**SOURCE EXCERPT**:

►

[or-cvs] [tor/maint-0.2.2 1/2] Report only the top 10 ports in exit-port stats.

nickm at torproject.org nickm at torproject.org
Mon Nov 29 20:25:32 UTC 2010


Author: Karsten Loesing <karsten.loesing at gmx.net>
Date: Tue, 23 Nov 2010 21:09:12 +0100
Subject: Report only the top 10 ports in exit-port stats.
Commit: 4fed43ab2e84eacac738bce6ae74d41b71eb614c

---
 changes/task2196 |    5 ++
 src/or/rephist.c |  122 ++++++++++++++++++++++++++++++++++--------------------
 src/test/test.c  |   17 ++++++++
 3 files changed, 99 insertions(+), 45 deletions(-)
 create mode 100644 changes/task2196

diff --git a/changes/task2196 b/changes/task2196
new file mode 100644
index 0000000..e629fcc
--- /dev/null
+++ b/changes/task2196
@@ -0,0 +1,5 @@
+  o Minor features:
+    - Report only the top 10 ports in exit-port stats in order not to
+      exceed the maximum extra-info descriptor length of 50 KB. Implements
+      task 2196.

◄

**ENTRIES PROVIDED**:
►

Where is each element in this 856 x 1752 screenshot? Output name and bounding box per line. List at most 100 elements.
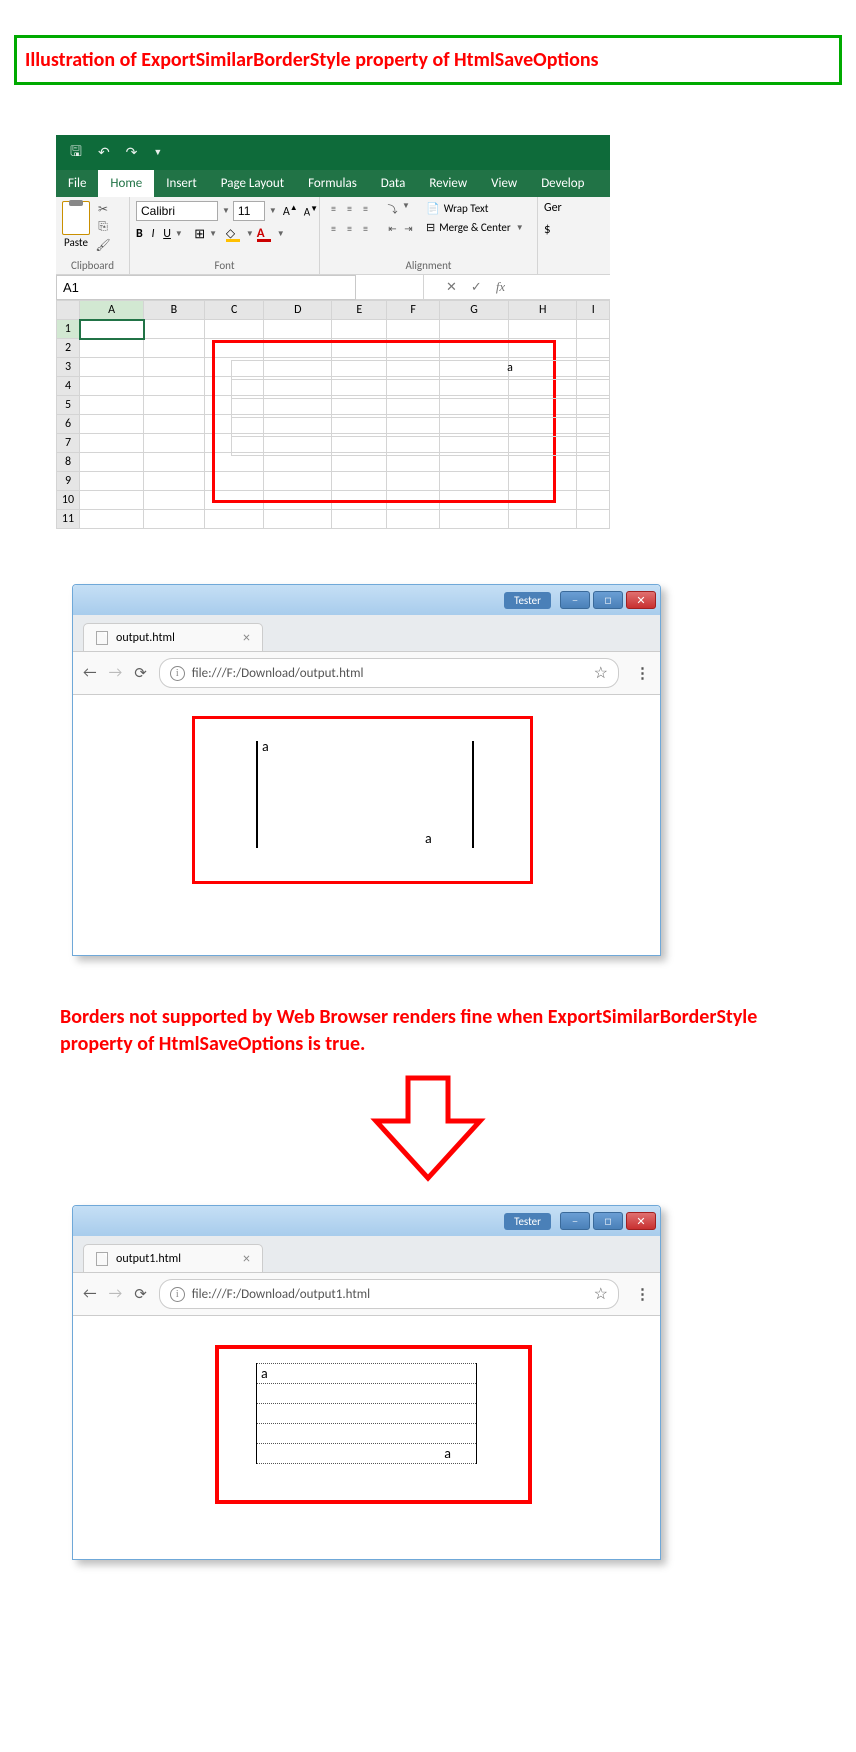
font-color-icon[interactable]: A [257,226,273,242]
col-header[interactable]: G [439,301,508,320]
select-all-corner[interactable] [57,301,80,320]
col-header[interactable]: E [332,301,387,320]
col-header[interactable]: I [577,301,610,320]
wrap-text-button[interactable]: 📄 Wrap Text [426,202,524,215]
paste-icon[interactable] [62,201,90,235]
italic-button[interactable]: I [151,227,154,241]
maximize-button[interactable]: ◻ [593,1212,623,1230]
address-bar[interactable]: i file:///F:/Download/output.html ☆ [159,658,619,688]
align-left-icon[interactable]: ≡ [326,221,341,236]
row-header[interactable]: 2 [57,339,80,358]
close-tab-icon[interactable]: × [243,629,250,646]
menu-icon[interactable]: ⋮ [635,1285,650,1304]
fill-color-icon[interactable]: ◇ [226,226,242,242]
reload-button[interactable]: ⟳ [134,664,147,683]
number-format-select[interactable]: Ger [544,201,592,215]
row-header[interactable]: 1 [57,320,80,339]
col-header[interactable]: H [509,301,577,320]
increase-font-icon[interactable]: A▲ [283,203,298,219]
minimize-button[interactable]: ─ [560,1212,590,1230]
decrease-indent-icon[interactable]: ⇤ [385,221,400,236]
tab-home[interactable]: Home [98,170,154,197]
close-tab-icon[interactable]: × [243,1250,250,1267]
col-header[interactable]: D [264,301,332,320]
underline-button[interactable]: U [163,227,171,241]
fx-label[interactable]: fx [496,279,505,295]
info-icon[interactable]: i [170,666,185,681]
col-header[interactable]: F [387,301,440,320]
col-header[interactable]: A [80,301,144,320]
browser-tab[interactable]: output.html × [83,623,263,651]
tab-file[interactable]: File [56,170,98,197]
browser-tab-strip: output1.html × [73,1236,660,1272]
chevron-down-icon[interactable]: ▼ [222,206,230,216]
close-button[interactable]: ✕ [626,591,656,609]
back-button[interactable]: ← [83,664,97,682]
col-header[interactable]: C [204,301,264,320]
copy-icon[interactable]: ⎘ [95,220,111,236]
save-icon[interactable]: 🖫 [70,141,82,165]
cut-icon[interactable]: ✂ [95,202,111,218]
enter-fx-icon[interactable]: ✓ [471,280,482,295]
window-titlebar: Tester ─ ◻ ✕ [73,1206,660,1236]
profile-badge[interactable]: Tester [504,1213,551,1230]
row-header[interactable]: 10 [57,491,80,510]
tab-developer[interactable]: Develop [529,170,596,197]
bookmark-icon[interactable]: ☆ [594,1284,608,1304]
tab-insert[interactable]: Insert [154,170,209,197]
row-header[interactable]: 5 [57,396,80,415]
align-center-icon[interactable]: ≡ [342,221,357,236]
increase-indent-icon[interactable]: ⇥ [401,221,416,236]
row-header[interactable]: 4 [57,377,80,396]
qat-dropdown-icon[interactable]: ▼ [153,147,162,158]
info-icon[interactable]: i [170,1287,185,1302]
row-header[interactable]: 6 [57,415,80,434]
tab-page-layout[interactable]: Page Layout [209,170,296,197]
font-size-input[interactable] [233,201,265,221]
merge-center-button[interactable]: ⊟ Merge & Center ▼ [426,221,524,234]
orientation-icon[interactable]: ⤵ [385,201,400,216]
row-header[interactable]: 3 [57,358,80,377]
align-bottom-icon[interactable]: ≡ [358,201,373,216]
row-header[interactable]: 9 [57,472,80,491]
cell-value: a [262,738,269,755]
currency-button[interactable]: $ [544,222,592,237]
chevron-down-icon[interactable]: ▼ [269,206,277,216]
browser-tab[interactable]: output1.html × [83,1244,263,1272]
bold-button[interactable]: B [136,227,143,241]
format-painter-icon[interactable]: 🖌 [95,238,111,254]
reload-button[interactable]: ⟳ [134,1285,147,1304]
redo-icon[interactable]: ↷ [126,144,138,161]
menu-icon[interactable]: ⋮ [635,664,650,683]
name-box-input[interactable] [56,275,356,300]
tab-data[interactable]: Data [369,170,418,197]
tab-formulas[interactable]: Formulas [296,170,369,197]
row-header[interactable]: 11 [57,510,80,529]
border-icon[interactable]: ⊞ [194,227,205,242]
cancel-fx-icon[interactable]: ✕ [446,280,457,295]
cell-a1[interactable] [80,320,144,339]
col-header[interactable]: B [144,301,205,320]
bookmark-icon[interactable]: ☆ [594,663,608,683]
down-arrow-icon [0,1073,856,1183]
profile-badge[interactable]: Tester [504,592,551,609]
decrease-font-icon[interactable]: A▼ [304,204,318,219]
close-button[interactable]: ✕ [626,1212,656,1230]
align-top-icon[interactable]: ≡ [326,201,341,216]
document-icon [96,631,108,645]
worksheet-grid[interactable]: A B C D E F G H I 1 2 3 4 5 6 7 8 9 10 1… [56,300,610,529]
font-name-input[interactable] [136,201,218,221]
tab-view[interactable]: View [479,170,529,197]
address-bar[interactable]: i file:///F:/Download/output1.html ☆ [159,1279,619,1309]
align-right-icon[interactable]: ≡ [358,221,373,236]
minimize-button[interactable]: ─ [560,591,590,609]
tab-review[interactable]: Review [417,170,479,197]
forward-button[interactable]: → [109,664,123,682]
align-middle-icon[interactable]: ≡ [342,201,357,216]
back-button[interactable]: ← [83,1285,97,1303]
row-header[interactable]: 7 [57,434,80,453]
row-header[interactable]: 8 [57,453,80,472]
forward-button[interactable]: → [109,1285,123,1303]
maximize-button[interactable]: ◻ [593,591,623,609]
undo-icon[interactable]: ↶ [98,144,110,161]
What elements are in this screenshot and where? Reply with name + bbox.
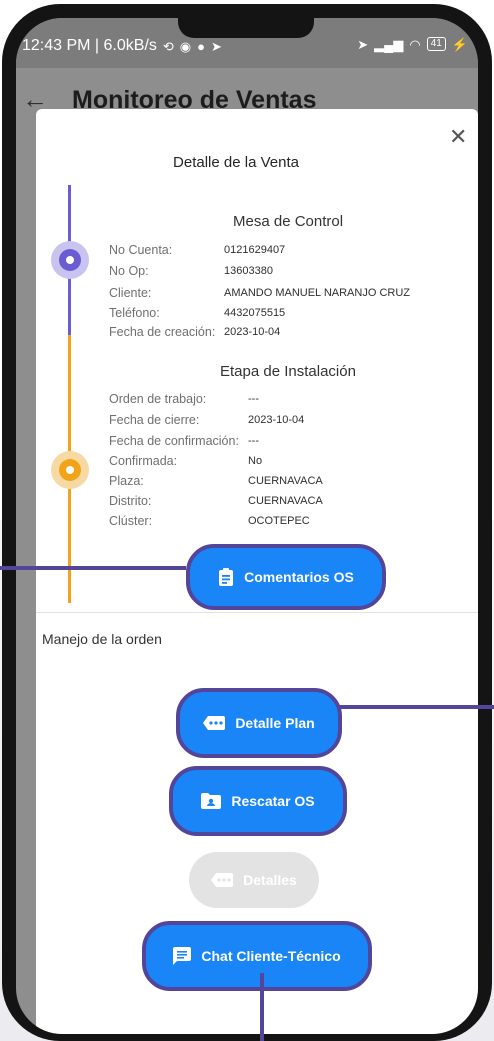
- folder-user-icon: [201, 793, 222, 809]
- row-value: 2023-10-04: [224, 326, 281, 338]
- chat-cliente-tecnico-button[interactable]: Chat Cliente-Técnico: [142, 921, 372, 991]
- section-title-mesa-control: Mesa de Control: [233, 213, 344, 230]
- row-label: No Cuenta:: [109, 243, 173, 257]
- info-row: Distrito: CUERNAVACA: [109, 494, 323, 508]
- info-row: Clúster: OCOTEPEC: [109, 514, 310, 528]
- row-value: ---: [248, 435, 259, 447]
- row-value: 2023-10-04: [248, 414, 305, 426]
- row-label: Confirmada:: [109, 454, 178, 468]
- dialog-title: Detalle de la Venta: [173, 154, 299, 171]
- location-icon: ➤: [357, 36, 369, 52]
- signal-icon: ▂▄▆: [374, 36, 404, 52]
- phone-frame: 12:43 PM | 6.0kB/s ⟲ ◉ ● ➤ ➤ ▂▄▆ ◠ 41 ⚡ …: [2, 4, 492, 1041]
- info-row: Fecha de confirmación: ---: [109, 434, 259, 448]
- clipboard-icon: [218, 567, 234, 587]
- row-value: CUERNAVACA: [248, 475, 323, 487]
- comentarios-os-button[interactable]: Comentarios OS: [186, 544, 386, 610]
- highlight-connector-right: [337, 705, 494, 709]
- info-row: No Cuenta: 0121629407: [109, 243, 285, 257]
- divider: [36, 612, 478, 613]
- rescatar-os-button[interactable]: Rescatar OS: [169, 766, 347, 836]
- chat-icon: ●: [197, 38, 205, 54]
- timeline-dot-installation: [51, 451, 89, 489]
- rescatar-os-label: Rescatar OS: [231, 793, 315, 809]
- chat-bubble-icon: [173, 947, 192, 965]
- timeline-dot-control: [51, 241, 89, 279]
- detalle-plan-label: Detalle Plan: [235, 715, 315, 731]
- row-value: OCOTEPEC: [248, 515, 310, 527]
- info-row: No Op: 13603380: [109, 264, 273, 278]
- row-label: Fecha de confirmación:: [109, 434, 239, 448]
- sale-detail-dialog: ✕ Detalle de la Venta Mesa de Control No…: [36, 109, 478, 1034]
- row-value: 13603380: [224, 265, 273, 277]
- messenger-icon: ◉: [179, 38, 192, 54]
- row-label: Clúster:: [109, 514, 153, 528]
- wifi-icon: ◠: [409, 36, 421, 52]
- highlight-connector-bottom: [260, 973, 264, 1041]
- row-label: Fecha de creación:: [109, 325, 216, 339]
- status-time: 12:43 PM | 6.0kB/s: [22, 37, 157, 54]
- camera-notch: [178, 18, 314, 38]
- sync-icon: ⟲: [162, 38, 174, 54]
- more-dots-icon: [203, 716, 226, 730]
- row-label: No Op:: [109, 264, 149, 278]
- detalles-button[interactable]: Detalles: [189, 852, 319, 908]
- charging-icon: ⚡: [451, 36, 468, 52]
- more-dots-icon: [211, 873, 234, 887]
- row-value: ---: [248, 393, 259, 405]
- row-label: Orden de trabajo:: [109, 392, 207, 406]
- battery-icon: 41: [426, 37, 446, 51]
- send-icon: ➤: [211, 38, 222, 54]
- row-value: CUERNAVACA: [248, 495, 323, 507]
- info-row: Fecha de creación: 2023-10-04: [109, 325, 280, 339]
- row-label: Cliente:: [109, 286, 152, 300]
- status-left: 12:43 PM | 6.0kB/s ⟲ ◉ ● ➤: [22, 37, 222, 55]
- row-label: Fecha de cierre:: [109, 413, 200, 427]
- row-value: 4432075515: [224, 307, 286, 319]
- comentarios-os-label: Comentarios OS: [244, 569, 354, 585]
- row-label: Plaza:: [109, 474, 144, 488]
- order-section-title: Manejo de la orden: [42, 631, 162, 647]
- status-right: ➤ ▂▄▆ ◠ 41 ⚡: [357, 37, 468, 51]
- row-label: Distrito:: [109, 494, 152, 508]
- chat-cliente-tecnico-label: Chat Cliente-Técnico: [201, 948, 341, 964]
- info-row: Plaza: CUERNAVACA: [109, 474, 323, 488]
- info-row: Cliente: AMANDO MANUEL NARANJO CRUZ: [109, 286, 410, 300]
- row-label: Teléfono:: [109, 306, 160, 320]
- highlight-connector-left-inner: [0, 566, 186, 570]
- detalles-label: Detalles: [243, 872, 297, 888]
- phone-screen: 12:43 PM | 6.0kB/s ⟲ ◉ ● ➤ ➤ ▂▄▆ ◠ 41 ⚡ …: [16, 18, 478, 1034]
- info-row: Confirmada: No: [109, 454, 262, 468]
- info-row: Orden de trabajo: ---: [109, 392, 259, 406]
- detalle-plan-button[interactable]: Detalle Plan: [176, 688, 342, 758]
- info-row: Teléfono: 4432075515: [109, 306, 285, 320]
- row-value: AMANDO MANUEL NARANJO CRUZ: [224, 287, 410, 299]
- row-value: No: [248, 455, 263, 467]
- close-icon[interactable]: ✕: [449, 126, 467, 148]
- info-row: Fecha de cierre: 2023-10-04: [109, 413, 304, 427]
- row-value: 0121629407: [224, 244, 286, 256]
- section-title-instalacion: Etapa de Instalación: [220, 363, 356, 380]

◄

**WRITTEN TASKS**:
A: Which lines of the listing contain the string "browser"? Gather each of them in full.
B: Can you continue the commit about exit-port stats from the point where it stops?
The commit text and the listing have nothing to do with each other.

**ANSWERS TO THE PROBLEMS**:
A:
browser-tab[interactable]: output.html × [83,623,263,651]
browser-tab-strip: output1.html × [73,1236,660,1272]
browser-tab[interactable]: output1.html × [83,1244,263,1272]

B:
+
diff --git a/src/or/rephist.c b/src/or/rephist.c
index 22b3ec5..cdb596b 100644
--- a/src/or/rephist.c
+++ b/src/or/rephist.c
@@ -1943,9 +1943,8 @@ dump_pk_ops(int severity)
 #define EXIT_STATS_ROUND_UP_STREAMS 4
 /** Number of TCP ports */
 #define EXIT_STATS_NUM_PORTS 65536
-/** Reciprocal of threshold (= 0.01%) of total bytes that a port needs to
- * see in order to be included in exit stats. */
-#define EXIT_STATS_THRESHOLD_RECIPROCAL 10000
+/** Top n ports that will be included in exit stats. */
+#define EXIT_STATS_TOP_N_PORTS 10
 
 /* The following data structures are arrays and no fancy smartlists or maps,
  * so that all write operations can be done in constant time. This comes at
@@ -1995,15 +1994,23 @@ rep_hist_exit_stats_term(void)
   tor_free(exit_streams);
 }
 
+/** Helper: compare two ints. */
+static int
+_compare_int(const void *x, const void *y) {
+  return (*(int*)x - *(int*)y);
+}
+
 /** Return a newly allocated string containing the exit port statistics
  * until <b>now</b>, or NULL if we're not collecting exit stats. */
 char *
 rep_hist_format_exit_stats(time_t now)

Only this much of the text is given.